→ **WRITTEN TASK**
Every record below should be printed exactly as it appears.

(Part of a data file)

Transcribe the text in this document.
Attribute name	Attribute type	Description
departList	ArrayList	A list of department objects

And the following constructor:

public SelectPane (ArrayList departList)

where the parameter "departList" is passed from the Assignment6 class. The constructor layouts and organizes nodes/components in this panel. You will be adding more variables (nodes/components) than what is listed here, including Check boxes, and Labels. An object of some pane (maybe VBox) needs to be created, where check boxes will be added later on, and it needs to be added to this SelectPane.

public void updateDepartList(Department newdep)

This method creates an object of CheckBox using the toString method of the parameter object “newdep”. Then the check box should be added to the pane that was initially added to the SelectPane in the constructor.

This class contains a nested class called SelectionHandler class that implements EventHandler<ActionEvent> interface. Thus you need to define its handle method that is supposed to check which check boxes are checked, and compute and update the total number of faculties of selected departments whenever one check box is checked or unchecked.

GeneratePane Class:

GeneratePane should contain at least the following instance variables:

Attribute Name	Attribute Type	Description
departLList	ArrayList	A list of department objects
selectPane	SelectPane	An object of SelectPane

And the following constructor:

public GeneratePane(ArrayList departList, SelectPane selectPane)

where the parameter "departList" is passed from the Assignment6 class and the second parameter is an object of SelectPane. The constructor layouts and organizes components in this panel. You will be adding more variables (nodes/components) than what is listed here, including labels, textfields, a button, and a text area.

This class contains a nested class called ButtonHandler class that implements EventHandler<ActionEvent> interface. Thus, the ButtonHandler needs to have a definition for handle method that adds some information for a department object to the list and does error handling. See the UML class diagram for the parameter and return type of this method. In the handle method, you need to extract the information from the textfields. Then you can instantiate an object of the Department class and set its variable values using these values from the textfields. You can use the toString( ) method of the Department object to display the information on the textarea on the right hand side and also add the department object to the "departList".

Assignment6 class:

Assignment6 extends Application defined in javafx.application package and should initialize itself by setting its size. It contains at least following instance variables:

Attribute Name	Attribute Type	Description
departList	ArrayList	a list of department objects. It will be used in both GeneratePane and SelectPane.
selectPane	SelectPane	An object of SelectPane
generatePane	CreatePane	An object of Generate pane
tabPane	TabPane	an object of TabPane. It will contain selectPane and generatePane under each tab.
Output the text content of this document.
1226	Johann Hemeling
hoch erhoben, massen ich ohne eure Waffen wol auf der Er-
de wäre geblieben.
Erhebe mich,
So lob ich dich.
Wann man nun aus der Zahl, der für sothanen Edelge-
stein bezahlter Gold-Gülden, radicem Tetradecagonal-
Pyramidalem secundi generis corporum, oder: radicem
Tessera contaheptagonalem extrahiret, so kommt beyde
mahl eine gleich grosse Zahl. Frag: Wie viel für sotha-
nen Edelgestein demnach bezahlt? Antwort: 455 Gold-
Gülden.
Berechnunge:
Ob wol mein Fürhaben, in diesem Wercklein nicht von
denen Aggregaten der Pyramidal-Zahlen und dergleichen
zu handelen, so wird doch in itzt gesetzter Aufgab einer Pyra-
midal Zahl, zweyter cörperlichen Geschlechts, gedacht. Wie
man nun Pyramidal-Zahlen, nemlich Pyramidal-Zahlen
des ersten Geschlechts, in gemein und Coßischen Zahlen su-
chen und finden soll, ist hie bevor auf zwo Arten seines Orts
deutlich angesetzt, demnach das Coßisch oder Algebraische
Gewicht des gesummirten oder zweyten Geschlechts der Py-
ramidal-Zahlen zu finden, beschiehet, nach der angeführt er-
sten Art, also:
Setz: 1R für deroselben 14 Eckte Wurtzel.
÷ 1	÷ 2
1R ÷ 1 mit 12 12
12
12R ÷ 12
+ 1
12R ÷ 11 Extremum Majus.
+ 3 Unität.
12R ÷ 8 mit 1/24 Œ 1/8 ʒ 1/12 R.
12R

→ **FINISHED ANSWER**
Transcribe the text in this document.
Attribute name	Attribute type	Description
departList	ArrayList	A list of department objects

And the following constructor:

public SelectPane (ArrayList departList)

where the parameter "departList" is passed from the Assignment6 class. The constructor layouts and organizes nodes/components in this panel. You will be adding more variables (nodes/components) than what is listed here, including Check boxes, and Labels. An object of some pane (maybe VBox) needs to be created, where check boxes will be added later on, and it needs to be added to this SelectPane.

public void updateDepartList(Department newdep)

This method creates an object of CheckBox using the toString method of the parameter object “newdep”. Then the check box should be added to the pane that was initially added to the SelectPane in the constructor.

This class contains a nested class called SelectionHandler class that implements EventHandler<ActionEvent> interface. Thus you need to define its handle method that is supposed to check which check boxes are checked, and compute and update the total number of faculties of selected departments whenever one check box is checked or unchecked.

GeneratePane Class:

GeneratePane should contain at least the following instance variables:

Attribute Name	Attribute Type	Description
departLList	ArrayList	A list of department objects
selectPane	SelectPane	An object of SelectPane

And the following constructor:

public GeneratePane(ArrayList departList, SelectPane selectPane)

where the parameter "departList" is passed from the Assignment6 class and the second parameter is an object of SelectPane. The constructor layouts and organizes components in this panel. You will be adding more variables (nodes/components) than what is listed here, including labels, textfields, a button, and a text area.

This class contains a nested class called ButtonHandler class that implements EventHandler<ActionEvent> interface. Thus, the ButtonHandler needs to have a definition for handle method that adds some information for a department object to the list and does error handling. See the UML class diagram for the parameter and return type of this method. In the handle method, you need to extract the information from the textfields. Then you can instantiate an object of the Department class and set its variable values using these values from the textfields. You can use the toString( ) method of the Department object to display the information on the textarea on the right hand side and also add the department object to the "departList".

Assignment6 class:

Assignment6 extends Application defined in javafx.application package and should initialize itself by setting its size. It contains at least following instance variables:

Attribute Name	Attribute Type	Description
departList	ArrayList	a list of department objects. It will be used in both GeneratePane and SelectPane.
selectPane	SelectPane	An object of SelectPane
generatePane	CreatePane	An object of Generate pane
tabPane	TabPane	an object of TabPane. It will contain selectPane and generatePane under each tab.
Output the text content of this document.
1226	Johann Hemeling
hoch erhoben, massen ich ohne eure Waffen wol auf der Er-
de wäre geblieben.
Erhebe mich,
So lob ich dich.
Wann man nun aus der Zahl, der für sothanen Edelge-
stein bezahlter Gold-Gülden, radicem Tetradecagonal-
Pyramidalem secundi generis corporum, oder: radicem
Tessera contaheptagonalem extrahiret, so kommt beyde
mahl eine gleich grosse Zahl. Frag: Wie viel für sotha-
nen Edelgestein demnach bezahlt? Antwort: 455 Gold-
Gülden.
Berechnunge:
Ob wol mein Fürhaben, in diesem Wercklein nicht von
denen Aggregaten der Pyramidal-Zahlen und dergleichen
zu handelen, so wird doch in itzt gesetzter Aufgab einer Pyra-
midal Zahl, zweyter cörperlichen Geschlechts, gedacht. Wie
man nun Pyramidal-Zahlen, nemlich Pyramidal-Zahlen
des ersten Geschlechts, in gemein und Coßischen Zahlen su-
chen und finden soll, ist hie bevor auf zwo Arten seines Orts
deutlich angesetzt, demnach das Coßisch oder Algebraische
Gewicht des gesummirten oder zweyten Geschlechts der Py-
ramidal-Zahlen zu finden, beschiehet, nach der angeführt er-
sten Art, also:
Setz: 1R für deroselben 14 Eckte Wurtzel.
÷ 1	÷ 2
1R ÷ 1 mit 12 12
12
12R ÷ 12
+ 1
12R ÷ 11 Extremum Majus.
+ 3 Unität.
12R ÷ 8 mit 1/24 Œ 1/8 ʒ 1/12 R.
12R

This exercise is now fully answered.